→ **TASK OBJECTIVE**
Each entry below is to be given again word for word, with no pictures.

→ **MATERIAL FOR THE TASK**
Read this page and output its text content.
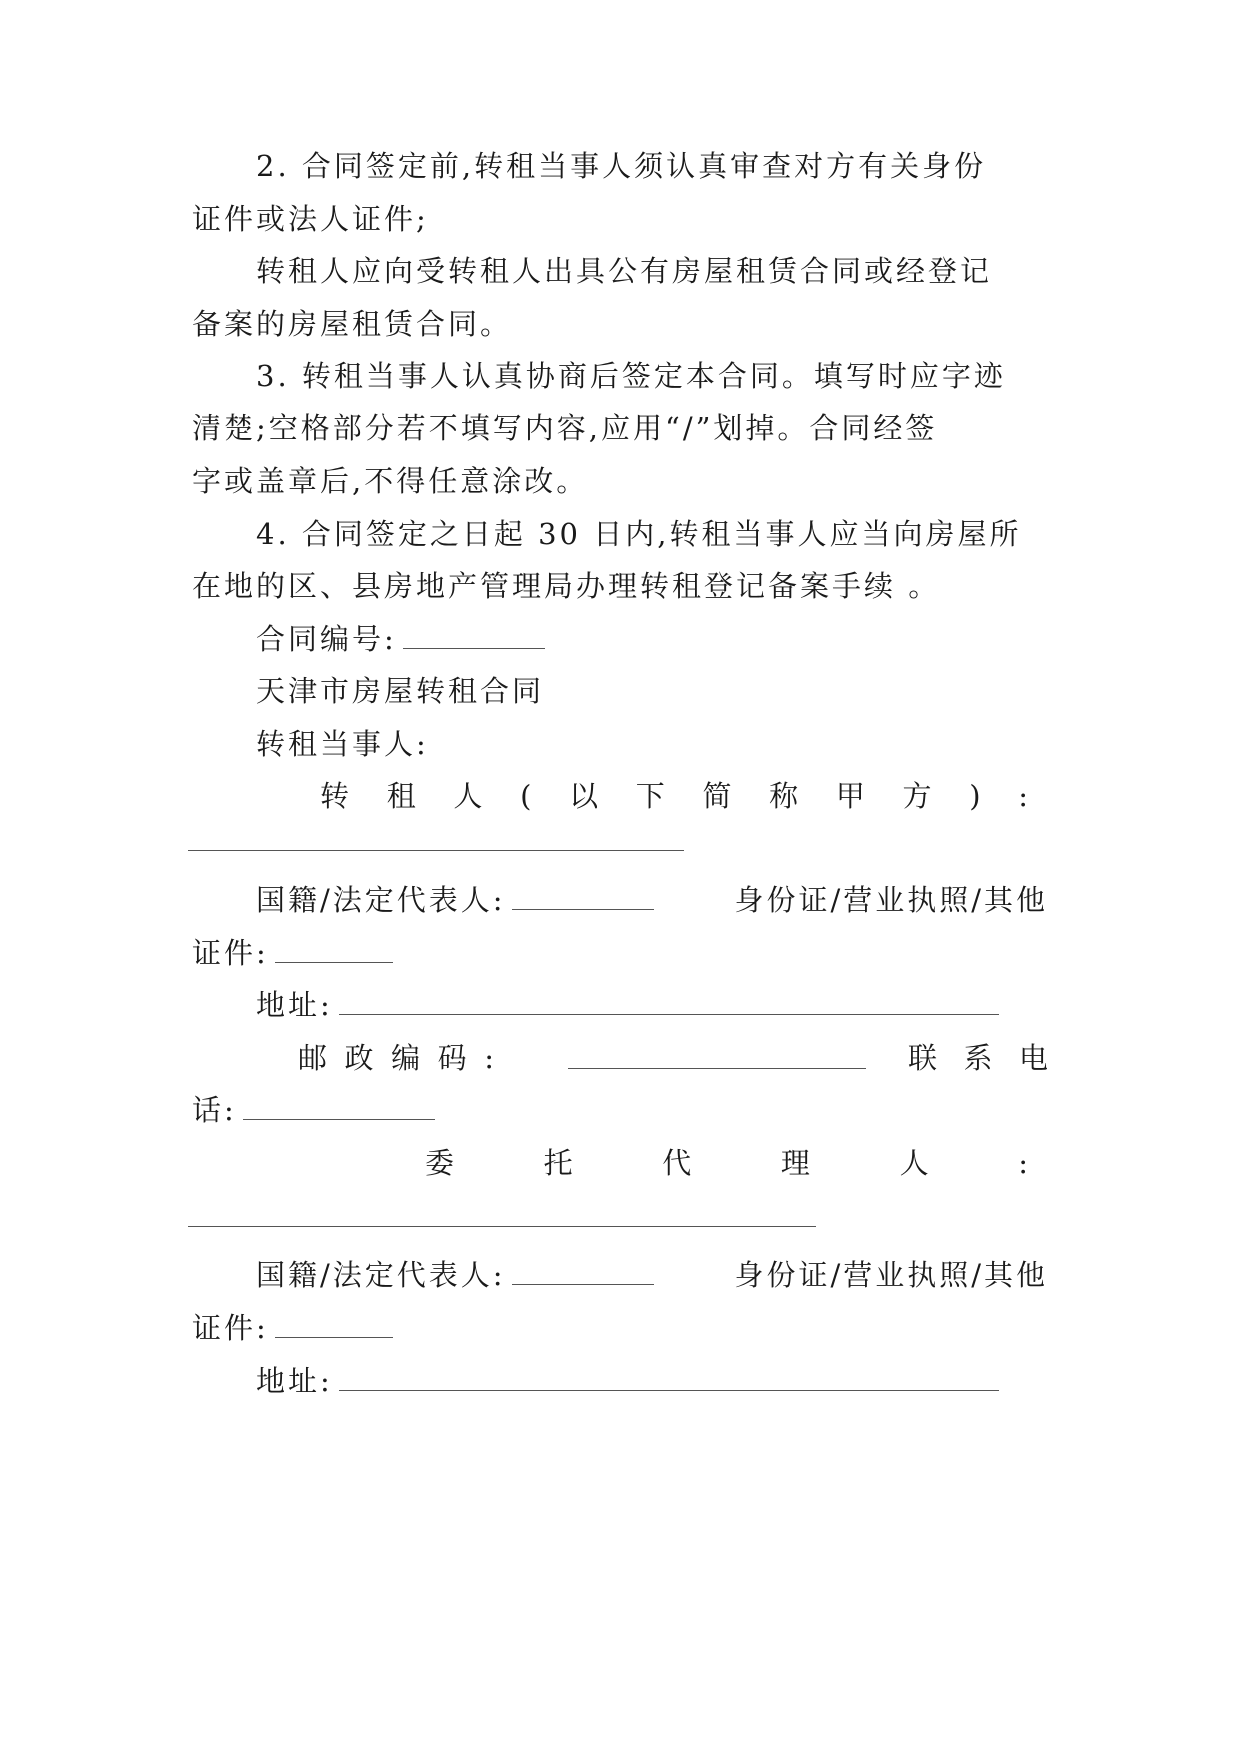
2. 合同签定前,转租当事人须认真审查对方有关身份
证件或法人证件;
转租人应向受转租人出具公有房屋租赁合同或经登记
备案的房屋租赁合同。
3. 转租当事人认真协商后签定本合同。填写时应字迹
清楚;空格部分若不填写内容,应用“/”划掉。合同经签
字或盖章后,不得任意涂改。
4. 合同签定之日起 30 日内,转租当事人应当向房屋所
在地的区、县房地产管理局办理转租登记备案手续 。
合同编号:
天津市房屋转租合同
转租当事人:
转 租 人 ( 以 下 简 称 甲 方 ) :
国籍/法定代表人:	身份证/营业执照/其他
证件:
地址:
邮 政 编 码 :	联 系 电
话:
委	托	代	理	人	:
国籍/法定代表人:	身份证/营业执照/其他
证件:
地址:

→ **ANSWER TO THIS TASK**
Read this page and output its text content.
2. 合同签定前,转租当事人须认真审查对方有关身份
证件或法人证件;
转租人应向受转租人出具公有房屋租赁合同或经登记
备案的房屋租赁合同。
3. 转租当事人认真协商后签定本合同。填写时应字迹
清楚;空格部分若不填写内容,应用“/”划掉。合同经签
字或盖章后,不得任意涂改。
4. 合同签定之日起 30 日内,转租当事人应当向房屋所
在地的区、县房地产管理局办理转租登记备案手续 。
合同编号:
天津市房屋转租合同
转租当事人:
转 租 人 ( 以 下 简 称 甲 方 ) :
国籍/法定代表人:	身份证/营业执照/其他
证件:
地址:
邮 政 编 码 :	联 系 电
话:
委	托	代	理	人	:
国籍/法定代表人:	身份证/营业执照/其他
证件:
地址:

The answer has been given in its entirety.